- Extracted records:
++++++++
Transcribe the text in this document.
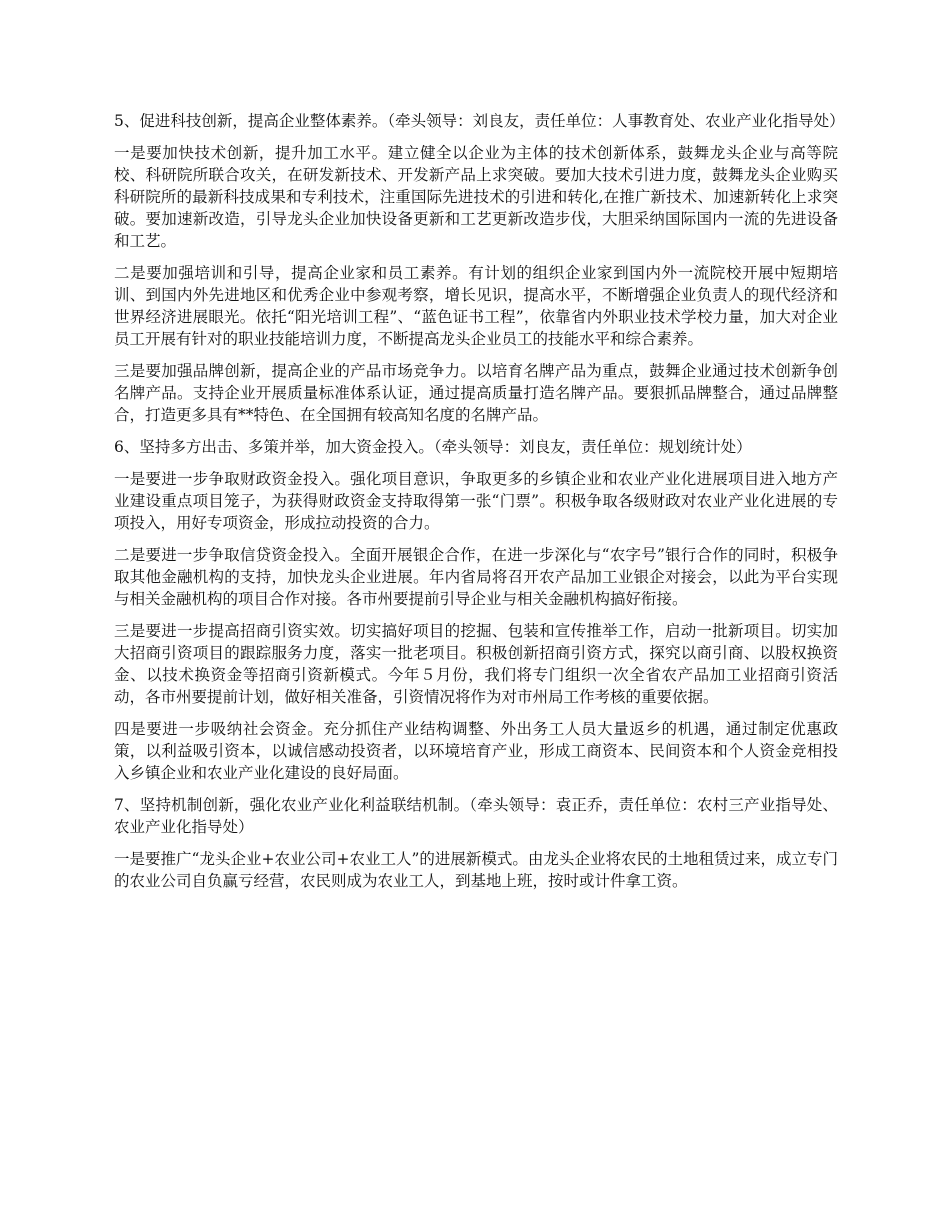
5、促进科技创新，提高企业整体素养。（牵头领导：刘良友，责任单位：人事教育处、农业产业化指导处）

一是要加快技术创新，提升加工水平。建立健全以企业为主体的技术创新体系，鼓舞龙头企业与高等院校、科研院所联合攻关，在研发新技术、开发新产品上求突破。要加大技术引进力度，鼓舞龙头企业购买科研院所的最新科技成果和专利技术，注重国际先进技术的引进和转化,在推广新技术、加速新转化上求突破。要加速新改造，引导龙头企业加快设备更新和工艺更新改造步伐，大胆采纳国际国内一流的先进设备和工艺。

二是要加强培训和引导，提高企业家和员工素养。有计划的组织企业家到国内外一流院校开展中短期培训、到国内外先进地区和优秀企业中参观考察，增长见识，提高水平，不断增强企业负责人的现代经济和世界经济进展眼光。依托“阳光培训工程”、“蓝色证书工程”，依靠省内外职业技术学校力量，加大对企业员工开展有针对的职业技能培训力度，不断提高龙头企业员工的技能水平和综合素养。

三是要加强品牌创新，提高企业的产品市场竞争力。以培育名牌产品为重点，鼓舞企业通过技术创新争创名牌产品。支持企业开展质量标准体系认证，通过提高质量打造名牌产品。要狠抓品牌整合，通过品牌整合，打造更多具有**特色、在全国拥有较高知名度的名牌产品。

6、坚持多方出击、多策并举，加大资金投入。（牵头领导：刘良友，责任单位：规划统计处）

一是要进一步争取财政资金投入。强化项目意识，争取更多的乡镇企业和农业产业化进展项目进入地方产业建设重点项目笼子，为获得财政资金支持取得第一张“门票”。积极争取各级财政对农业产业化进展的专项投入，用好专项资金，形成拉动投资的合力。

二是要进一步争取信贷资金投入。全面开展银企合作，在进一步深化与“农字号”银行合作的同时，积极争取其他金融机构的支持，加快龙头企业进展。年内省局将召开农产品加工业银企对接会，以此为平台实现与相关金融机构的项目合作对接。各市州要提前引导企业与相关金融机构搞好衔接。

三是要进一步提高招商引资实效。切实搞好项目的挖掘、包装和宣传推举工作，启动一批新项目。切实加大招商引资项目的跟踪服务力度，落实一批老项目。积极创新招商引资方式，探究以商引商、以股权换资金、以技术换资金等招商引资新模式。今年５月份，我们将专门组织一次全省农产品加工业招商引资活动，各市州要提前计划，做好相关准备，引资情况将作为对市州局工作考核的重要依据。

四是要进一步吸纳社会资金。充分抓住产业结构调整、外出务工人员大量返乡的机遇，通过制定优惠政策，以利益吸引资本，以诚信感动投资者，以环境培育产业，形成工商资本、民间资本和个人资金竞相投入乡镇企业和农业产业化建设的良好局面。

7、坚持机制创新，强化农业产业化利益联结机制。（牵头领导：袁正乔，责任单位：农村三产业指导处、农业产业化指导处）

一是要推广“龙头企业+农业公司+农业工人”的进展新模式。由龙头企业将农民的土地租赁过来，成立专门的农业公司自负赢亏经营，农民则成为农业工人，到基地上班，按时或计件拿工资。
++++++++
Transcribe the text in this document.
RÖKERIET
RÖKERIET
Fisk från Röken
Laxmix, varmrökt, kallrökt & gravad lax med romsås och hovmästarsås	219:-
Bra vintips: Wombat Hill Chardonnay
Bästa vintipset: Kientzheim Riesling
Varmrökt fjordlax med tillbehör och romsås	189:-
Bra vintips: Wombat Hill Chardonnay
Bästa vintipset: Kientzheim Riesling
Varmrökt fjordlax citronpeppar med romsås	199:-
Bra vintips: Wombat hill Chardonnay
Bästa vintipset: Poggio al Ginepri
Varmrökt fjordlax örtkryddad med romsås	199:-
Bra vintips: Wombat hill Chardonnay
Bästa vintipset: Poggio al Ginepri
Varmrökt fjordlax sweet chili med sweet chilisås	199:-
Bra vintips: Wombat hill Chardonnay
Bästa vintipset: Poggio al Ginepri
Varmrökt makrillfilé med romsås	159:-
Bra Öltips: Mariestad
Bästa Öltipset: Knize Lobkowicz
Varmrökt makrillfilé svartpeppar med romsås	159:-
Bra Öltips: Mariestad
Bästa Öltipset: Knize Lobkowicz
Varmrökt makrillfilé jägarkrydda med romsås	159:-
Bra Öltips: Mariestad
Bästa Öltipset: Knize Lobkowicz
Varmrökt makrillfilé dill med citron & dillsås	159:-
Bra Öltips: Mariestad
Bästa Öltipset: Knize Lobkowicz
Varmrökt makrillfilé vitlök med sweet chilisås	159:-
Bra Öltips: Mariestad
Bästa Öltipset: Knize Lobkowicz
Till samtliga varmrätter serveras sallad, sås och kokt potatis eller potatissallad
++++++++
- Written problem: Look through the material above. Copy each line where the word "fjordlax" appears.

- Right answer:
Varmrökt fjordlax med tillbehör och romsås	189:-
Varmrökt fjordlax citronpeppar med romsås	199:-
Varmrökt fjordlax örtkryddad med romsås	199:-
Varmrökt fjordlax sweet chili med sweet chilisås	199:-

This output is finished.